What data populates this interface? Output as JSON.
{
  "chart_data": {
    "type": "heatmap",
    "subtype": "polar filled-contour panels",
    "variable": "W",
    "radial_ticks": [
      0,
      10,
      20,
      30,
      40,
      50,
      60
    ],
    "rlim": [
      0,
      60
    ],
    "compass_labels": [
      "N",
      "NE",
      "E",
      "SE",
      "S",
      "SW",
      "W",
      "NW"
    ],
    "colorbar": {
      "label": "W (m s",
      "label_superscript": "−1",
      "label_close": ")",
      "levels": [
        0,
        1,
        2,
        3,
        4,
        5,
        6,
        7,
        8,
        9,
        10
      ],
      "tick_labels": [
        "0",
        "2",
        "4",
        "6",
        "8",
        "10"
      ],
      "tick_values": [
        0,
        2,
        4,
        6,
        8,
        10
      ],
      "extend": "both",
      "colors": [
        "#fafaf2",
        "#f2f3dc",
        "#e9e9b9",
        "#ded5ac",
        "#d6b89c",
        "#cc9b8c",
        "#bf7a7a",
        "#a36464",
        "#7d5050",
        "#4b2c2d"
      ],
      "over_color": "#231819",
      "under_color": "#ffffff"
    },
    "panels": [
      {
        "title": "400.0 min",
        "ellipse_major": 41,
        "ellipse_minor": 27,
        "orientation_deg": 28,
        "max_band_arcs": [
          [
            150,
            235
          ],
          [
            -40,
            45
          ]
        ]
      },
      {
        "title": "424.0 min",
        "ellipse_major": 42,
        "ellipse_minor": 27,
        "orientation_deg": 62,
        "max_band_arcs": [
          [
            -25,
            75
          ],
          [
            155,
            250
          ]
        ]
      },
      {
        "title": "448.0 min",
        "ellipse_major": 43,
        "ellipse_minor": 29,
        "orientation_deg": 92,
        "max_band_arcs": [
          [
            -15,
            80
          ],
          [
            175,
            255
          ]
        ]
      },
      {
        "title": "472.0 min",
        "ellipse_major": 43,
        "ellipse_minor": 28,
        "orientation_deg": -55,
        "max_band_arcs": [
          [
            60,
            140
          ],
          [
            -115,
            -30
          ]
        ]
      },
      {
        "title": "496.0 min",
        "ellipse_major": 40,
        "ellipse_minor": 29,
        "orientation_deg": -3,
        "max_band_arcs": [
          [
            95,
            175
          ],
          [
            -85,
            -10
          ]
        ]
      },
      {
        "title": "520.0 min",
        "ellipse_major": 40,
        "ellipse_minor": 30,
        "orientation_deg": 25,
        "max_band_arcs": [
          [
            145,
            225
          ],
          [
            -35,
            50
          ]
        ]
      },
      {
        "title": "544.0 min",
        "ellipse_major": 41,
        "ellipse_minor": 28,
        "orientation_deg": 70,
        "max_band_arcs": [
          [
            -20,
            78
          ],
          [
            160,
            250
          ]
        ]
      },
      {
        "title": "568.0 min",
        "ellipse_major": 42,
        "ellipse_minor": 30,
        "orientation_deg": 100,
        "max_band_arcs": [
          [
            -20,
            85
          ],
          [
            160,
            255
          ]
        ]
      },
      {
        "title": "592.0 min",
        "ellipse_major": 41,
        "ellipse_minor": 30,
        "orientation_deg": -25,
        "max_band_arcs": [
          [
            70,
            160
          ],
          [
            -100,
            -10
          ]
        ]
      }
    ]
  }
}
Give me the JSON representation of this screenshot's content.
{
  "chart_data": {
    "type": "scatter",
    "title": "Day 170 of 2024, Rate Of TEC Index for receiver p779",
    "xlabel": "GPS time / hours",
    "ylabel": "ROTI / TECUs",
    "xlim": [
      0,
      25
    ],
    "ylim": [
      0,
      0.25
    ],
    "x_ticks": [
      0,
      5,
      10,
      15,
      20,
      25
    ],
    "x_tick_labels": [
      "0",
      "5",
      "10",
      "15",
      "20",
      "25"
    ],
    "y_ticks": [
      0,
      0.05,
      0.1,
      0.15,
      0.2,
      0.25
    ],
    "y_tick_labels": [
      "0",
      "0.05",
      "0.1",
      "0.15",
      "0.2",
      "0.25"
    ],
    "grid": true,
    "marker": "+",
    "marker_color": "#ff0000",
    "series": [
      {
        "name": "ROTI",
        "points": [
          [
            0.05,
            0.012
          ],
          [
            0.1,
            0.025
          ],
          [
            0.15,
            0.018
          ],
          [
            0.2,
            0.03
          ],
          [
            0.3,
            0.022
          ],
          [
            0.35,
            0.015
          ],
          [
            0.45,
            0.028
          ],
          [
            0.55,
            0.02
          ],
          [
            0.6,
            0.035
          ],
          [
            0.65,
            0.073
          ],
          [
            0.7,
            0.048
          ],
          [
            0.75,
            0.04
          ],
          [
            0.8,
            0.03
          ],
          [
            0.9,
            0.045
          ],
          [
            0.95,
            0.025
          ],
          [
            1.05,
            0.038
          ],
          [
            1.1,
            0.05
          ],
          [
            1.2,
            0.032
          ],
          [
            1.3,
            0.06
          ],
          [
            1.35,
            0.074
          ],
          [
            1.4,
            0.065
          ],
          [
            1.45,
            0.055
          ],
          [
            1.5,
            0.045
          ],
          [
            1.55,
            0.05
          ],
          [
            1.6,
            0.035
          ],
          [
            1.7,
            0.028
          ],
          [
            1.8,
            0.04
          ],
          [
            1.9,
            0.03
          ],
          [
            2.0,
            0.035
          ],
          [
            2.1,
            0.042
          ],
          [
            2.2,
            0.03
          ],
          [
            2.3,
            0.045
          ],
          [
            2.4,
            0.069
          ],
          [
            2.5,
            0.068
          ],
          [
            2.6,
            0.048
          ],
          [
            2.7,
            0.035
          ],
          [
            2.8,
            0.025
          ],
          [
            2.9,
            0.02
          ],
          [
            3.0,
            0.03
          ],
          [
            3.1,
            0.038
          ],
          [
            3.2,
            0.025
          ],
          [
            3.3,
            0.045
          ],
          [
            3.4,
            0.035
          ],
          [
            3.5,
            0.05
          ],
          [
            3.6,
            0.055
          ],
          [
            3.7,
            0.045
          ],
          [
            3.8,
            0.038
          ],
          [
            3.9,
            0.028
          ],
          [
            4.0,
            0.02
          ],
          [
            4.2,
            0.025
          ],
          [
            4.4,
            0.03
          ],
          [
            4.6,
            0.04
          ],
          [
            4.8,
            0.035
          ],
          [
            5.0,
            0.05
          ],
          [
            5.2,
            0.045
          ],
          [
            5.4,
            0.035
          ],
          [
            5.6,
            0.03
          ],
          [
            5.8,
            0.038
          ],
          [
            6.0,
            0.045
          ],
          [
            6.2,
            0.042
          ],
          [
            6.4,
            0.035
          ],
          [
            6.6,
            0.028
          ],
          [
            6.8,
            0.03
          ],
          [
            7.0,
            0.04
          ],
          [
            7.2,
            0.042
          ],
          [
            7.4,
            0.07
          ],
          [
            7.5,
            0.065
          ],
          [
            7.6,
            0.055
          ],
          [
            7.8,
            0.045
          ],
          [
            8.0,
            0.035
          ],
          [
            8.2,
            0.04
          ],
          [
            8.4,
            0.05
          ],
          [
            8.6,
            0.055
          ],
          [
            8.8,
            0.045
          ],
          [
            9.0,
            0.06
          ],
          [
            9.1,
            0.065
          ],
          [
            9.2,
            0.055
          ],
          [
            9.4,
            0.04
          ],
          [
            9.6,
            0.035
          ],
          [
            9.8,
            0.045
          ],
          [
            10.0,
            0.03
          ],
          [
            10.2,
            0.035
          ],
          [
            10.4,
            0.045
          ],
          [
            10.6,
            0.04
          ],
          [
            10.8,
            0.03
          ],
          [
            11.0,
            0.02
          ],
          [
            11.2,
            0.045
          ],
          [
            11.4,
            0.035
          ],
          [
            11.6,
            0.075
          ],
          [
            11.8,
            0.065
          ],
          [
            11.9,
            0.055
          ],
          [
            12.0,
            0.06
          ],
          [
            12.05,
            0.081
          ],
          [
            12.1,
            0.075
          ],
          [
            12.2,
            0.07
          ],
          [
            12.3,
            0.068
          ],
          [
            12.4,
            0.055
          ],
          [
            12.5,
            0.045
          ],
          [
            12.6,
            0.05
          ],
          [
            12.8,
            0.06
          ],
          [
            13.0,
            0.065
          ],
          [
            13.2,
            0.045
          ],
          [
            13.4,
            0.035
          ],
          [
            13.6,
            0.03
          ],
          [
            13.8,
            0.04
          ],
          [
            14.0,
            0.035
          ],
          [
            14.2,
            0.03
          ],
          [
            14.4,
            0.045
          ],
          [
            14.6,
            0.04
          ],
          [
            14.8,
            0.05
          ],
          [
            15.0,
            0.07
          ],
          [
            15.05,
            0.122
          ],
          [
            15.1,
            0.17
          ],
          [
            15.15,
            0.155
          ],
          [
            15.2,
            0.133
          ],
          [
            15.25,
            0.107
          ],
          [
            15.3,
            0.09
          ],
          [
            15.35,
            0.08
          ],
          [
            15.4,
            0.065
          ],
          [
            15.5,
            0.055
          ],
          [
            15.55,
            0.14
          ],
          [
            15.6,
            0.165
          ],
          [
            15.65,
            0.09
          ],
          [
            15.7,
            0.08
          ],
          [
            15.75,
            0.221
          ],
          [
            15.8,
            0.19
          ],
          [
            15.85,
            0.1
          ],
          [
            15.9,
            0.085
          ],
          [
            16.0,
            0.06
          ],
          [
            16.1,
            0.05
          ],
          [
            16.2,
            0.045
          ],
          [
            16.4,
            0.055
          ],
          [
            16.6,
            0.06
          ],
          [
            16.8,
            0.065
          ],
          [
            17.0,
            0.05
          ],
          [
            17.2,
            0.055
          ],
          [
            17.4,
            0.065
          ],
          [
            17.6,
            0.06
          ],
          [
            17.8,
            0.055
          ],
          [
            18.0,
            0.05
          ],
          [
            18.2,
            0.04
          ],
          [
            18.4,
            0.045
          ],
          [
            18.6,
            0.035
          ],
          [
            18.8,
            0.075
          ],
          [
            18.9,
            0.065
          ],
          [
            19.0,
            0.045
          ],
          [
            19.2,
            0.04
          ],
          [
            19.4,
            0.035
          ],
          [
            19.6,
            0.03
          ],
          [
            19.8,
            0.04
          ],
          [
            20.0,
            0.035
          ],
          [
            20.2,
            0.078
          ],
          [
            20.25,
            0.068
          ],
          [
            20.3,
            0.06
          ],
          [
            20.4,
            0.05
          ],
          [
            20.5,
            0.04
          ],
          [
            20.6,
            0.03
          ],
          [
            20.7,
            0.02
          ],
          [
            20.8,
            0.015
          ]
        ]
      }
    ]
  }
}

■ WHAT NEEDS TO BE DONE
Identify every line holding the word "JSON" and copy it out.

■ RESULT OF THIS TASK
What data populates this interface? Output as JSON.
Give me the JSON representation of this screenshot's content.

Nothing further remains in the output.